== What the exercise asks ==
Copy out the entries in full and with complete accuracy; pictures are excluded.

(Dataset entries)
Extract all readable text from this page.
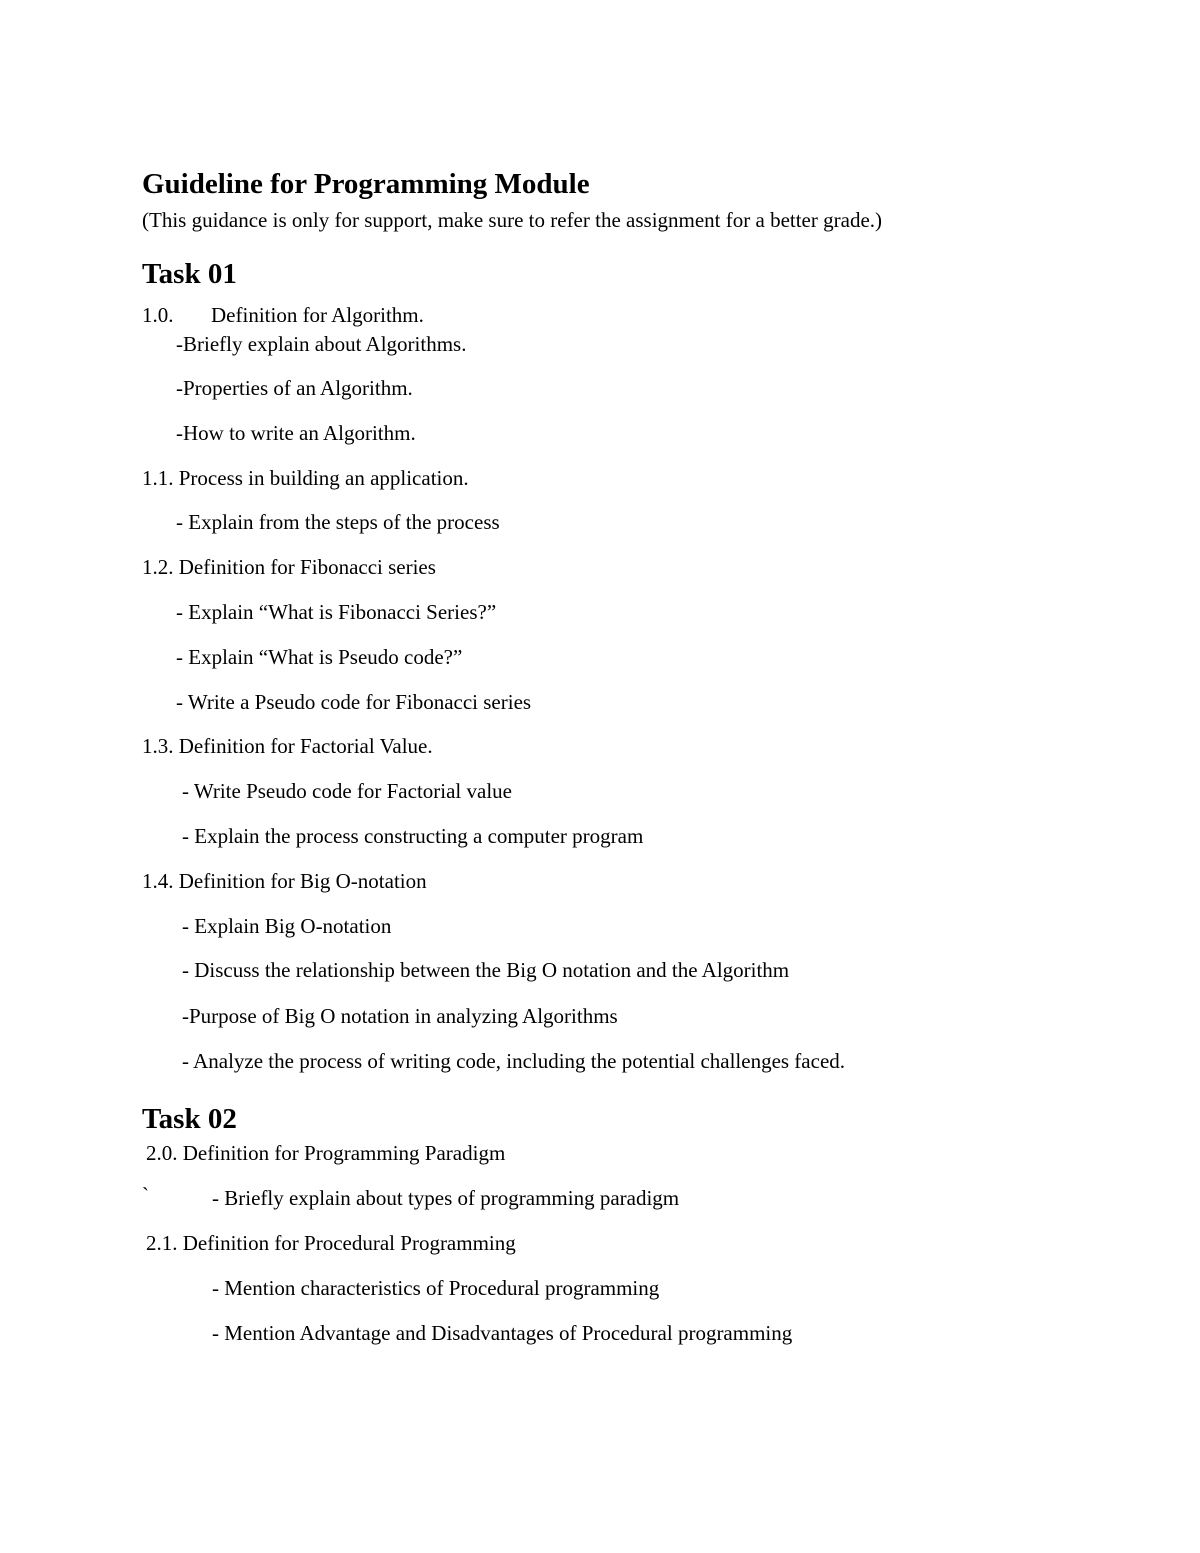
Guideline for Programming Module
(This guidance is only for support, make sure to refer the assignment for a better grade.)
Task 01
1.0. Definition for Algorithm.
-Briefly explain about Algorithms.
-Properties of an Algorithm.
-How to write an Algorithm.
1.1. Process in building an application.
- Explain from the steps of the process
1.2. Definition for Fibonacci series
- Explain “What is Fibonacci Series?”
- Explain “What is Pseudo code?”
- Write a Pseudo code for Fibonacci series
1.3. Definition for Factorial Value.
- Write Pseudo code for Factorial value
- Explain the process constructing a computer program
1.4. Definition for Big O-notation
- Explain Big O-notation
- Discuss the relationship between the Big O notation and the Algorithm
-Purpose of Big O notation in analyzing Algorithms
- Analyze the process of writing code, including the potential challenges faced.
Task 02
2.0. Definition for Programming Paradigm
`	- Briefly explain about types of programming paradigm
2.1. Definition for Procedural Programming
- Mention characteristics of Procedural programming
- Mention Advantage and Disadvantages of Procedural programming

== Solution for this task ==
Extract all readable text from this page.
Guideline for Programming Module
(This guidance is only for support, make sure to refer the assignment for a better grade.)
Task 01
1.0. Definition for Algorithm.
-Briefly explain about Algorithms.
-Properties of an Algorithm.
-How to write an Algorithm.
1.1. Process in building an application.
- Explain from the steps of the process
1.2. Definition for Fibonacci series
- Explain “What is Fibonacci Series?”
- Explain “What is Pseudo code?”
- Write a Pseudo code for Fibonacci series
1.3. Definition for Factorial Value.
- Write Pseudo code for Factorial value
- Explain the process constructing a computer program
1.4. Definition for Big O-notation
- Explain Big O-notation
- Discuss the relationship between the Big O notation and the Algorithm
-Purpose of Big O notation in analyzing Algorithms
- Analyze the process of writing code, including the potential challenges faced.
Task 02
2.0. Definition for Programming Paradigm
`	- Briefly explain about types of programming paradigm
2.1. Definition for Procedural Programming
- Mention characteristics of Procedural programming
- Mention Advantage and Disadvantages of Procedural programming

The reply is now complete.